TASK GOAL >> Leave the pictures out, and retype all of the material exactly as written.

Stored items:
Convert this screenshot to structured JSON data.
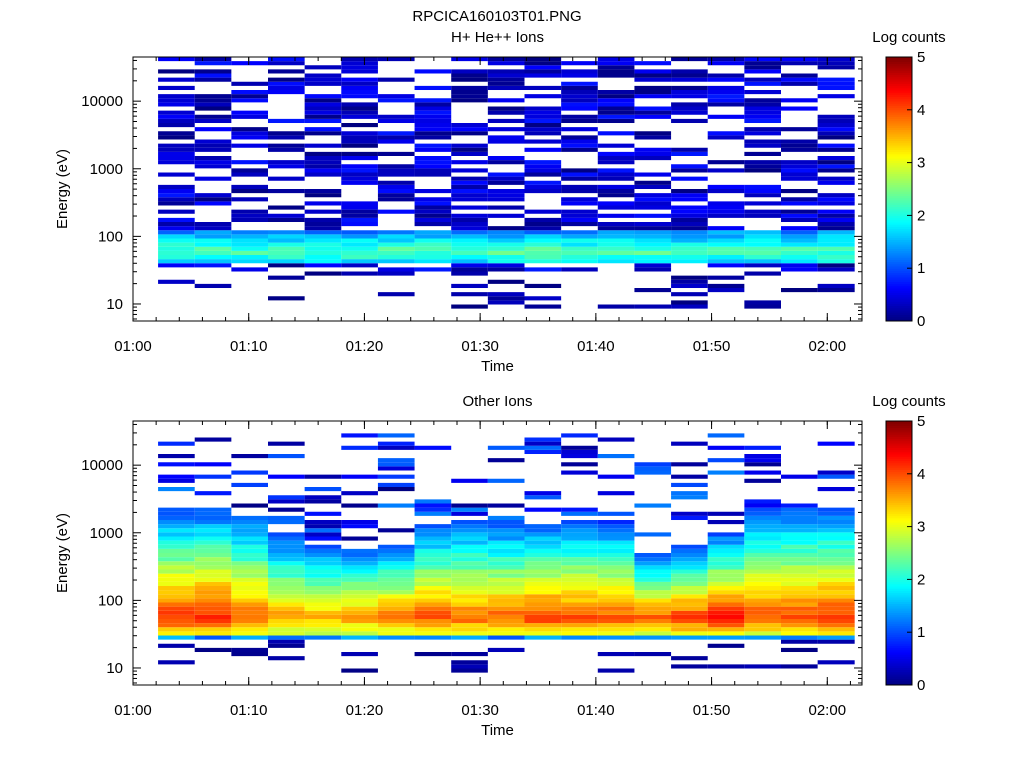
{
  "figure_title": "RPCICA160103T01.PNG",
  "colors": {
    "colormap": [
      "#00007f",
      "#0000ff",
      "#007fff",
      "#00ffff",
      "#7fff7f",
      "#ffff00",
      "#ff7f00",
      "#ff0000",
      "#7f0000"
    ]
  },
  "chart_data": [
    {
      "type": "heatmap",
      "title": "H+ He++ Ions",
      "xlabel": "Time",
      "ylabel": "Energy (eV)",
      "x_ticks": [
        "01:00",
        "01:10",
        "01:20",
        "01:30",
        "01:40",
        "01:50",
        "02:00"
      ],
      "xlim": [
        "01:00",
        "02:03"
      ],
      "y_scale": "log",
      "ylim": [
        5.6,
        45000
      ],
      "y_ticks": [
        "10",
        "100",
        "1000",
        "10000"
      ],
      "colorbar": {
        "label": "Log counts",
        "range": [
          0,
          5
        ],
        "ticks": [
          "0",
          "1",
          "2",
          "3",
          "4",
          "5"
        ]
      },
      "time_bins_start": [
        "01:02:10",
        "01:05:20",
        "01:08:30",
        "01:11:40",
        "01:14:50",
        "01:18:00",
        "01:21:10",
        "01:24:20",
        "01:27:30",
        "01:30:40",
        "01:33:50",
        "01:37:00",
        "01:40:10",
        "01:43:20",
        "01:46:30",
        "01:49:40",
        "01:52:50",
        "01:56:00",
        "01:59:10"
      ],
      "features": {
        "band_energy_eV": [
          40,
          120
        ],
        "band_peak_log_counts": 2.3,
        "background_log_counts": [
          0,
          0.8
        ],
        "background_energy_eV": [
          10,
          45000
        ]
      }
    },
    {
      "type": "heatmap",
      "title": "Other Ions",
      "xlabel": "Time",
      "ylabel": "Energy (eV)",
      "x_ticks": [
        "01:00",
        "01:10",
        "01:20",
        "01:30",
        "01:40",
        "01:50",
        "02:00"
      ],
      "xlim": [
        "01:00",
        "02:03"
      ],
      "y_scale": "log",
      "ylim": [
        5.6,
        45000
      ],
      "y_ticks": [
        "10",
        "100",
        "1000",
        "10000"
      ],
      "colorbar": {
        "label": "Log counts",
        "range": [
          0,
          5
        ],
        "ticks": [
          "0",
          "1",
          "2",
          "3",
          "4",
          "5"
        ]
      },
      "time_bins_start": [
        "01:02:10",
        "01:05:20",
        "01:08:30",
        "01:11:40",
        "01:14:50",
        "01:18:00",
        "01:21:10",
        "01:24:20",
        "01:27:30",
        "01:30:40",
        "01:33:50",
        "01:37:00",
        "01:40:10",
        "01:43:20",
        "01:46:30",
        "01:49:40",
        "01:52:50",
        "01:56:00",
        "01:59:10"
      ],
      "column_upper_energy_eV": [
        2200,
        2200,
        1800,
        900,
        700,
        600,
        700,
        1300,
        1500,
        1400,
        1400,
        1600,
        1400,
        500,
        600,
        1000,
        2200,
        2300,
        2300
      ],
      "column_peak_log_counts": [
        4.2,
        4.3,
        3.9,
        3.6,
        3.5,
        3.6,
        3.8,
        4.0,
        3.9,
        3.9,
        4.1,
        4.0,
        4.0,
        3.9,
        4.1,
        4.3,
        4.0,
        4.1,
        4.2
      ],
      "features": {
        "peak_energy_eV": [
          40,
          70
        ],
        "low_cutoff_eV": 30
      }
    }
  ]
}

RESPONSE FOR THIS EXERCISE >>
Convert this screenshot to structured JSON data.
{
  "figure_title": "RPCICA160103T01.PNG",
  "colors": {
    "colormap": [
      "#00007f",
      "#0000ff",
      "#007fff",
      "#00ffff",
      "#7fff7f",
      "#ffff00",
      "#ff7f00",
      "#ff0000",
      "#7f0000"
    ]
  },
  "chart_data": [
    {
      "type": "heatmap",
      "title": "H+ He++ Ions",
      "xlabel": "Time",
      "ylabel": "Energy (eV)",
      "x_ticks": [
        "01:00",
        "01:10",
        "01:20",
        "01:30",
        "01:40",
        "01:50",
        "02:00"
      ],
      "xlim": [
        "01:00",
        "02:03"
      ],
      "y_scale": "log",
      "ylim": [
        5.6,
        45000
      ],
      "y_ticks": [
        "10",
        "100",
        "1000",
        "10000"
      ],
      "colorbar": {
        "label": "Log counts",
        "range": [
          0,
          5
        ],
        "ticks": [
          "0",
          "1",
          "2",
          "3",
          "4",
          "5"
        ]
      },
      "time_bins_start": [
        "01:02:10",
        "01:05:20",
        "01:08:30",
        "01:11:40",
        "01:14:50",
        "01:18:00",
        "01:21:10",
        "01:24:20",
        "01:27:30",
        "01:30:40",
        "01:33:50",
        "01:37:00",
        "01:40:10",
        "01:43:20",
        "01:46:30",
        "01:49:40",
        "01:52:50",
        "01:56:00",
        "01:59:10"
      ],
      "features": {
        "band_energy_eV": [
          40,
          120
        ],
        "band_peak_log_counts": 2.3,
        "background_log_counts": [
          0,
          0.8
        ],
        "background_energy_eV": [
          10,
          45000
        ]
      }
    },
    {
      "type": "heatmap",
      "title": "Other Ions",
      "xlabel": "Time",
      "ylabel": "Energy (eV)",
      "x_ticks": [
        "01:00",
        "01:10",
        "01:20",
        "01:30",
        "01:40",
        "01:50",
        "02:00"
      ],
      "xlim": [
        "01:00",
        "02:03"
      ],
      "y_scale": "log",
      "ylim": [
        5.6,
        45000
      ],
      "y_ticks": [
        "10",
        "100",
        "1000",
        "10000"
      ],
      "colorbar": {
        "label": "Log counts",
        "range": [
          0,
          5
        ],
        "ticks": [
          "0",
          "1",
          "2",
          "3",
          "4",
          "5"
        ]
      },
      "time_bins_start": [
        "01:02:10",
        "01:05:20",
        "01:08:30",
        "01:11:40",
        "01:14:50",
        "01:18:00",
        "01:21:10",
        "01:24:20",
        "01:27:30",
        "01:30:40",
        "01:33:50",
        "01:37:00",
        "01:40:10",
        "01:43:20",
        "01:46:30",
        "01:49:40",
        "01:52:50",
        "01:56:00",
        "01:59:10"
      ],
      "column_upper_energy_eV": [
        2200,
        2200,
        1800,
        900,
        700,
        600,
        700,
        1300,
        1500,
        1400,
        1400,
        1600,
        1400,
        500,
        600,
        1000,
        2200,
        2300,
        2300
      ],
      "column_peak_log_counts": [
        4.2,
        4.3,
        3.9,
        3.6,
        3.5,
        3.6,
        3.8,
        4.0,
        3.9,
        3.9,
        4.1,
        4.0,
        4.0,
        3.9,
        4.1,
        4.3,
        4.0,
        4.1,
        4.2
      ],
      "features": {
        "peak_energy_eV": [
          40,
          70
        ],
        "low_cutoff_eV": 30
      }
    }
  ]
}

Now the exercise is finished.